Excerpt from a dataset

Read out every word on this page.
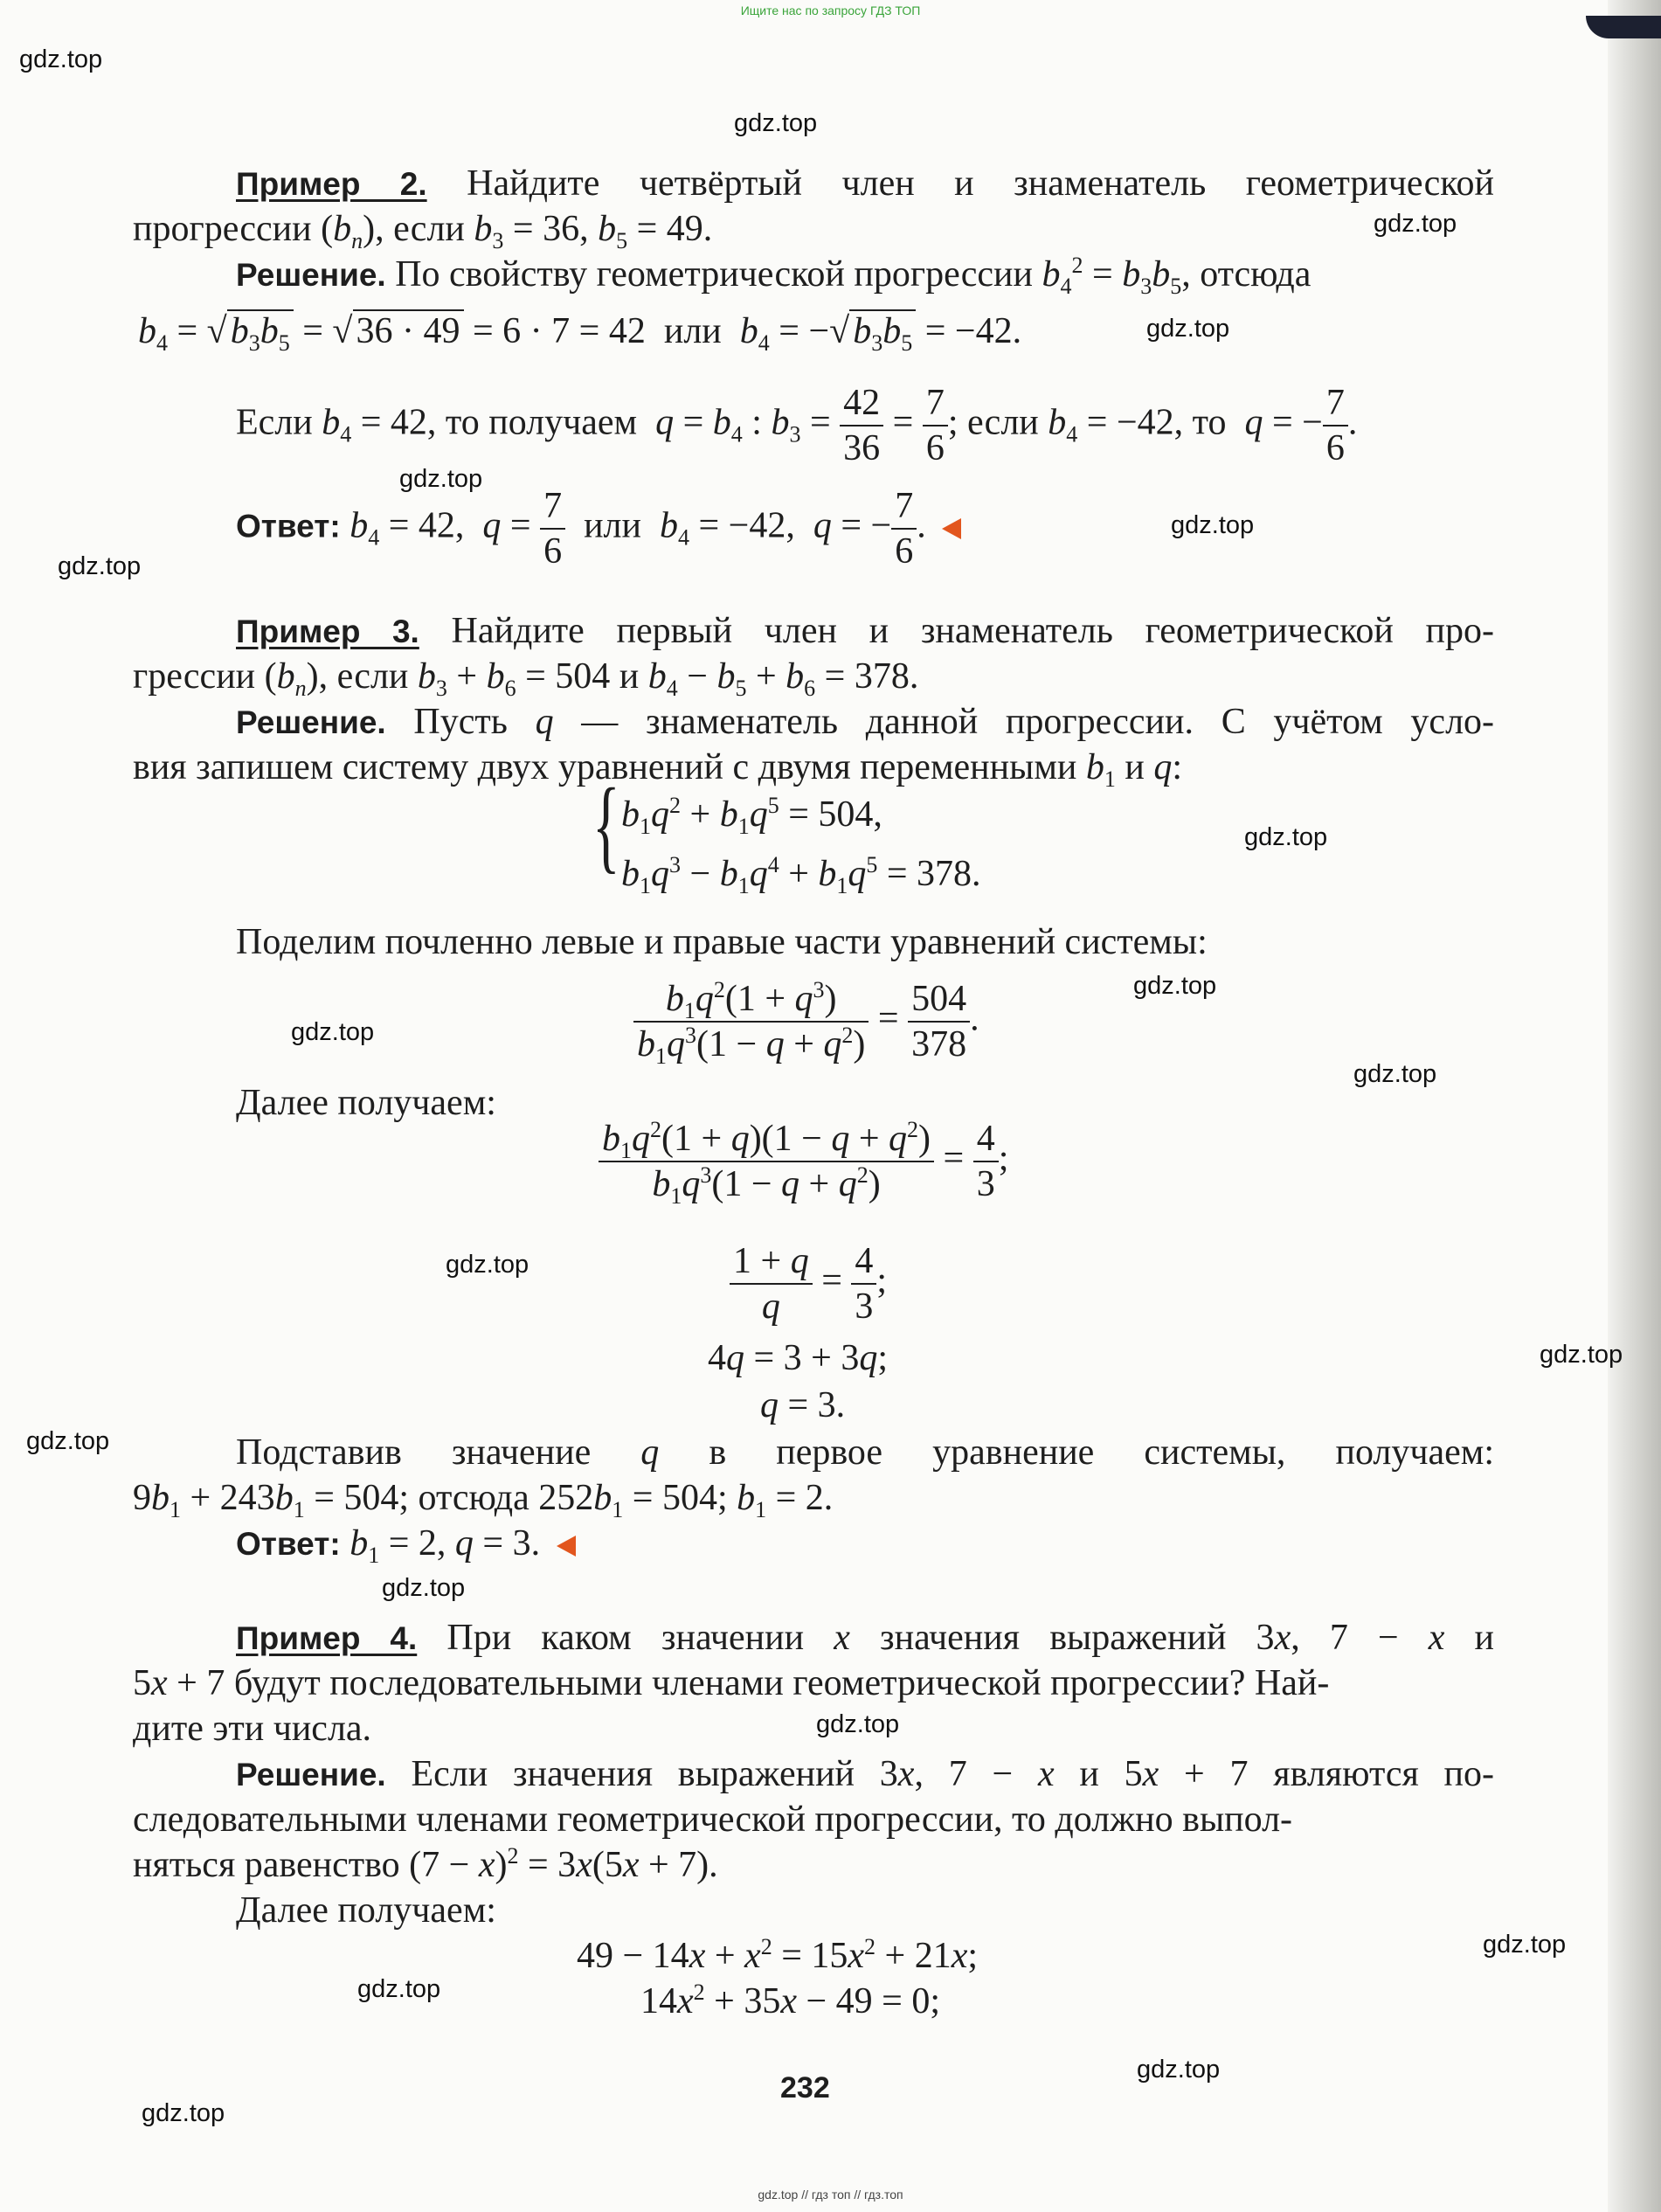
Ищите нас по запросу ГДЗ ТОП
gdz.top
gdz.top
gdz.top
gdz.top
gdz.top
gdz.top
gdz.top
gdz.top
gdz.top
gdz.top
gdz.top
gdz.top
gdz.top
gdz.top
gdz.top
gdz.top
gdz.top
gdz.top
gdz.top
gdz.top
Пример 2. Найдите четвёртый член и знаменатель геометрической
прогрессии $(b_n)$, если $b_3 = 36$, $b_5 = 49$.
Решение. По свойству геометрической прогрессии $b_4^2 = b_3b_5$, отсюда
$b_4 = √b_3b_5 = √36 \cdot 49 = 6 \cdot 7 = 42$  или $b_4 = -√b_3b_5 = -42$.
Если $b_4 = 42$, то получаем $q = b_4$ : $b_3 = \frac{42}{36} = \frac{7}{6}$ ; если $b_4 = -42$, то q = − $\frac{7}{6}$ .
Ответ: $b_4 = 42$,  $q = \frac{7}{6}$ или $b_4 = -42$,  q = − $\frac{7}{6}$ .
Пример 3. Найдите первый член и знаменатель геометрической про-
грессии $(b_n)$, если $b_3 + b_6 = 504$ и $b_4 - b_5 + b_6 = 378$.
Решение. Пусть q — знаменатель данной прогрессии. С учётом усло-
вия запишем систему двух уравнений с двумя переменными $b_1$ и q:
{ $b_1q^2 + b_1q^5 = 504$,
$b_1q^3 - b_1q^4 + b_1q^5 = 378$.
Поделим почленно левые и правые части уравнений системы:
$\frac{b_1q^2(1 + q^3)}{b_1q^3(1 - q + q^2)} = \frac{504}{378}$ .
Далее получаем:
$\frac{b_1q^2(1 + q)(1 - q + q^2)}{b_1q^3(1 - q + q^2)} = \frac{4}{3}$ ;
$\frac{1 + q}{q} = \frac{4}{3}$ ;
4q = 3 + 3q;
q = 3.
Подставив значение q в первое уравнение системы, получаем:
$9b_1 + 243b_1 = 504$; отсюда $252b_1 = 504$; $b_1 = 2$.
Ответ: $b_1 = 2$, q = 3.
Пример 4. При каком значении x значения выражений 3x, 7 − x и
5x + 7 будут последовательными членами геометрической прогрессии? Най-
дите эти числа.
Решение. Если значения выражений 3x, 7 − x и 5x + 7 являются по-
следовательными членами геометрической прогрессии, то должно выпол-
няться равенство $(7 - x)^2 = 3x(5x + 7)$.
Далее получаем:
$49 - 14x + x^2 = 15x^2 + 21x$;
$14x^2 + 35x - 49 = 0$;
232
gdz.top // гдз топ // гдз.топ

==

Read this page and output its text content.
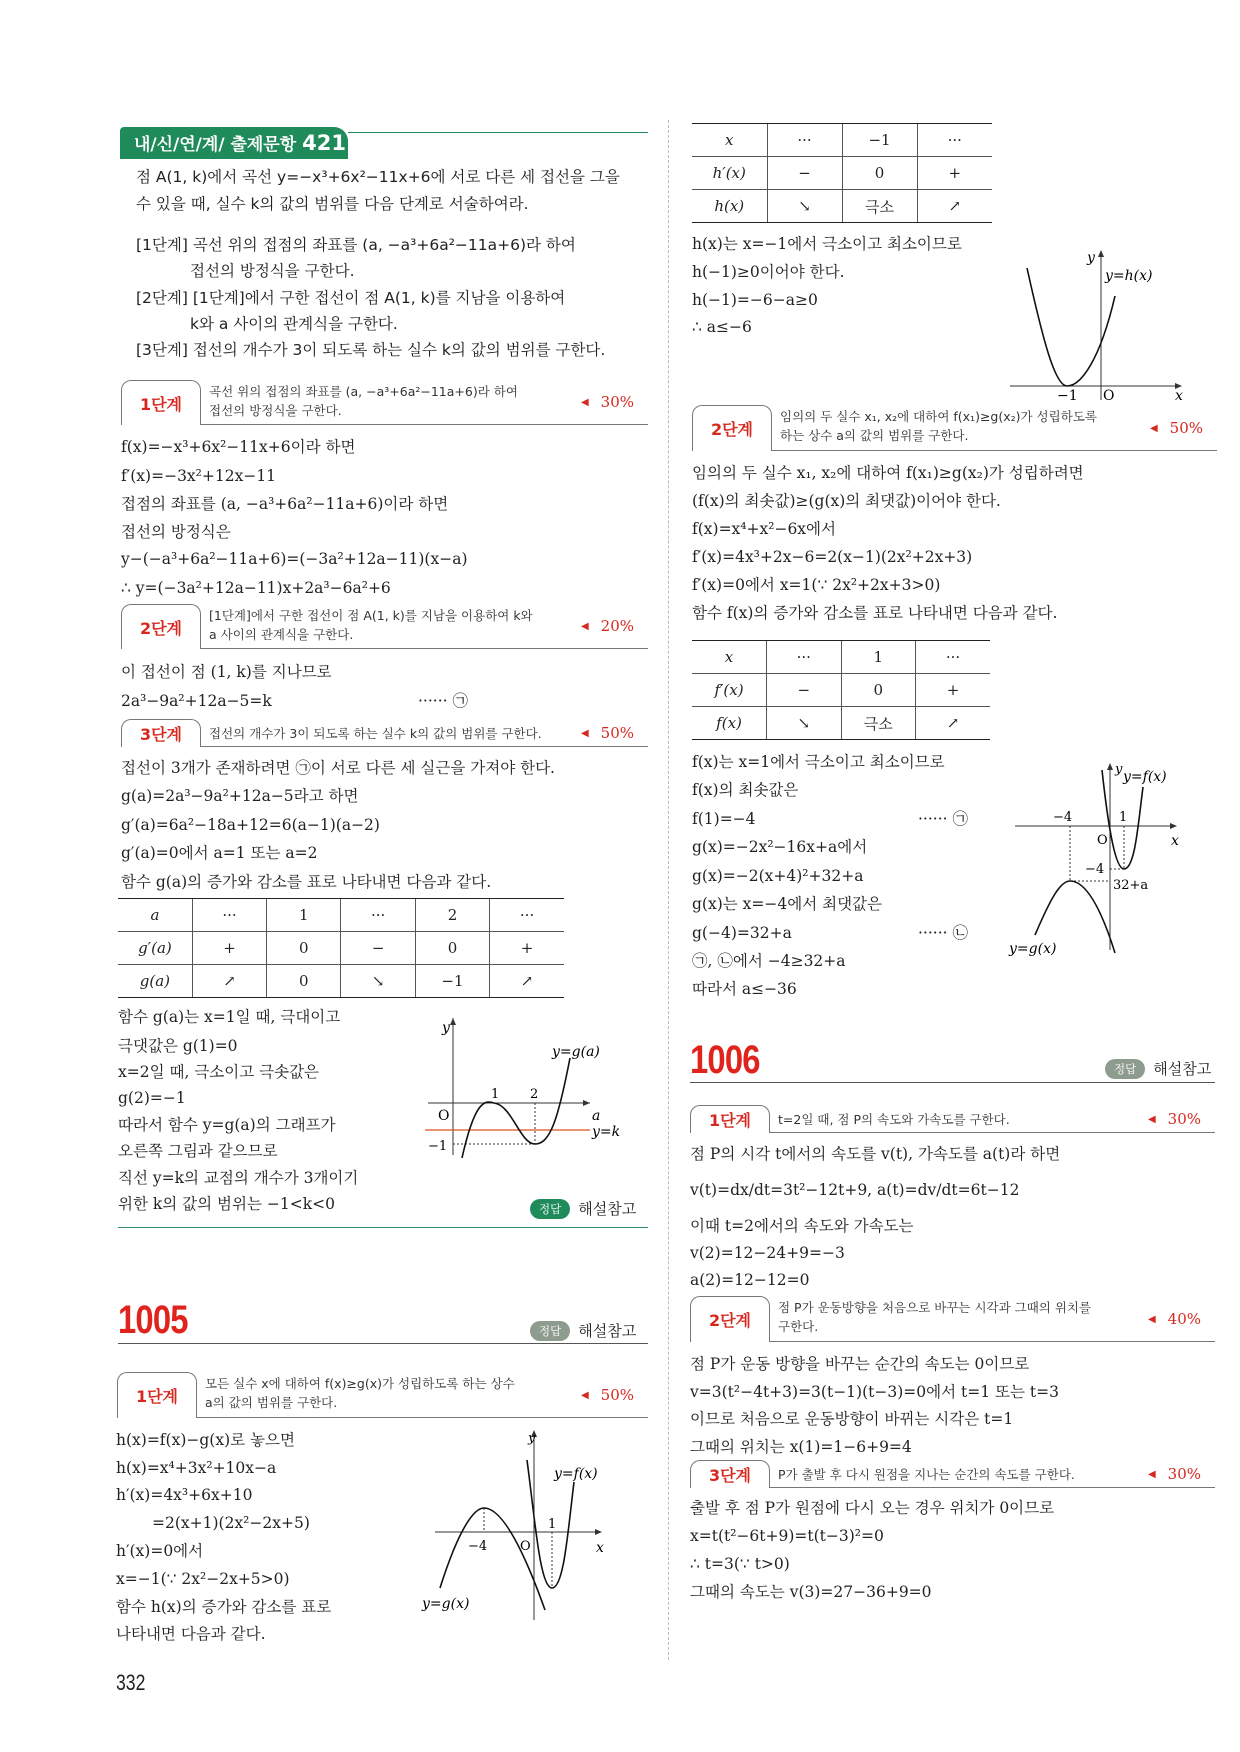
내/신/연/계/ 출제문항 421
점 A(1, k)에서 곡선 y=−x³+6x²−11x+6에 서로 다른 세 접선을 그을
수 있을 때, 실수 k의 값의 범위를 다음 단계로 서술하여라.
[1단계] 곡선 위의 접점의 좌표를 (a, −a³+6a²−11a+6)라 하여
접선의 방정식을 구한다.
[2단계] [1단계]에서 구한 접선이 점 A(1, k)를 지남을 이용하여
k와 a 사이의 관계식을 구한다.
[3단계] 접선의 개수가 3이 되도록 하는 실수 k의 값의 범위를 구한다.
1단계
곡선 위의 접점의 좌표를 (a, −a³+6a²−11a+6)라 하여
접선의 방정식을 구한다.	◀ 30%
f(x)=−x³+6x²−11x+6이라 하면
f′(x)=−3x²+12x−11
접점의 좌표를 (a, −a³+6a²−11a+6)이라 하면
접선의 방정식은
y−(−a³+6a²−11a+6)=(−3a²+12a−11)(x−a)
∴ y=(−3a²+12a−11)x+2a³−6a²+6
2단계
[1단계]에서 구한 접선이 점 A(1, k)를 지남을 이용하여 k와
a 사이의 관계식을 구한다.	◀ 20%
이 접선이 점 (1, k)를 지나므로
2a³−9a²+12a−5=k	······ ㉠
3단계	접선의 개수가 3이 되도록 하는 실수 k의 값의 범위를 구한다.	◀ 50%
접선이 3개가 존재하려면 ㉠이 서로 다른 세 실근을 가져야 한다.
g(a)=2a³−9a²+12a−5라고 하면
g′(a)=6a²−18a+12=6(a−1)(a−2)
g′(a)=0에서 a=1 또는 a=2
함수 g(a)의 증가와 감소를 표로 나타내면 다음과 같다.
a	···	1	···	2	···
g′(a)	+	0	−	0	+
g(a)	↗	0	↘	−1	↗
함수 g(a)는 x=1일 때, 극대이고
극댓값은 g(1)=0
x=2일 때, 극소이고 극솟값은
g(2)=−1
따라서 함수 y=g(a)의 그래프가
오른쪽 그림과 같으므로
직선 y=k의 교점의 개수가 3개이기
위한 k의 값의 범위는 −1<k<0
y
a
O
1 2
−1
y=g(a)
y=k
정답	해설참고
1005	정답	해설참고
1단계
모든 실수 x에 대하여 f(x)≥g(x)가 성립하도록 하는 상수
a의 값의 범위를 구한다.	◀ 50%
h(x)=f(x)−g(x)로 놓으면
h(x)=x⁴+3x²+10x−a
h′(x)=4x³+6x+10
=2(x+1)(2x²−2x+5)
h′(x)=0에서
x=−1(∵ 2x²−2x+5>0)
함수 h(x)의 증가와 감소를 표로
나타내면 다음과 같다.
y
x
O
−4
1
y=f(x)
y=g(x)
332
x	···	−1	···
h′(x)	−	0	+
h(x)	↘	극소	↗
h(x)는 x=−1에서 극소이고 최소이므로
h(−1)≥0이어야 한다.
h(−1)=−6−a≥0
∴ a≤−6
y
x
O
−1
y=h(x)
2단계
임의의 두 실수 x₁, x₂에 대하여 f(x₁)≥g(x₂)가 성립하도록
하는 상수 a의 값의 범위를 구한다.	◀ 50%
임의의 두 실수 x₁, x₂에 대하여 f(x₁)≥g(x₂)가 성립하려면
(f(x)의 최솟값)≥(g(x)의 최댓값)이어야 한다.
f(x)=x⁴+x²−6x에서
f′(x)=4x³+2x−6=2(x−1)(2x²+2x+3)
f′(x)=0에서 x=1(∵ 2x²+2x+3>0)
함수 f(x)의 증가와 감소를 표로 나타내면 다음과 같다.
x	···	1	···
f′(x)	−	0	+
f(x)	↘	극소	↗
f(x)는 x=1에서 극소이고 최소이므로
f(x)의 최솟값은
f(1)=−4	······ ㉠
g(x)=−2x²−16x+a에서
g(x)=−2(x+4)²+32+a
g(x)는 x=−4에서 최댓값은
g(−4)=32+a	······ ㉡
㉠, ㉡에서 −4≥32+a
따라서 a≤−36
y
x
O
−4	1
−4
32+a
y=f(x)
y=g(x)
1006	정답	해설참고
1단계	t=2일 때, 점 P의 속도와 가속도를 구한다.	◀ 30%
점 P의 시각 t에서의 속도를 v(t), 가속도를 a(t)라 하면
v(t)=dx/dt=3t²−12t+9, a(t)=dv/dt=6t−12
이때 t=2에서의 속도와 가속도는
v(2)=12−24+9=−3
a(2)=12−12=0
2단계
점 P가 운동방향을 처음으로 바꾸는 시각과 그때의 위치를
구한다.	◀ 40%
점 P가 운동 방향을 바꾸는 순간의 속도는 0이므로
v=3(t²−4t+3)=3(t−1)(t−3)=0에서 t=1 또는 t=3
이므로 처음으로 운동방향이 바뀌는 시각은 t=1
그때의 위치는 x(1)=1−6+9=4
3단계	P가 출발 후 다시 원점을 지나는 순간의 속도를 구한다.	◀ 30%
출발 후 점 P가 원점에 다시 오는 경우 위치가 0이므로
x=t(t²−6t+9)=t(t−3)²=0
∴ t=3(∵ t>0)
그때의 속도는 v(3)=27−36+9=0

■ **Set problem**
Say how many lines of the data hold the string "Пример". Reply with the number alone.

■ **Answer for the task**
3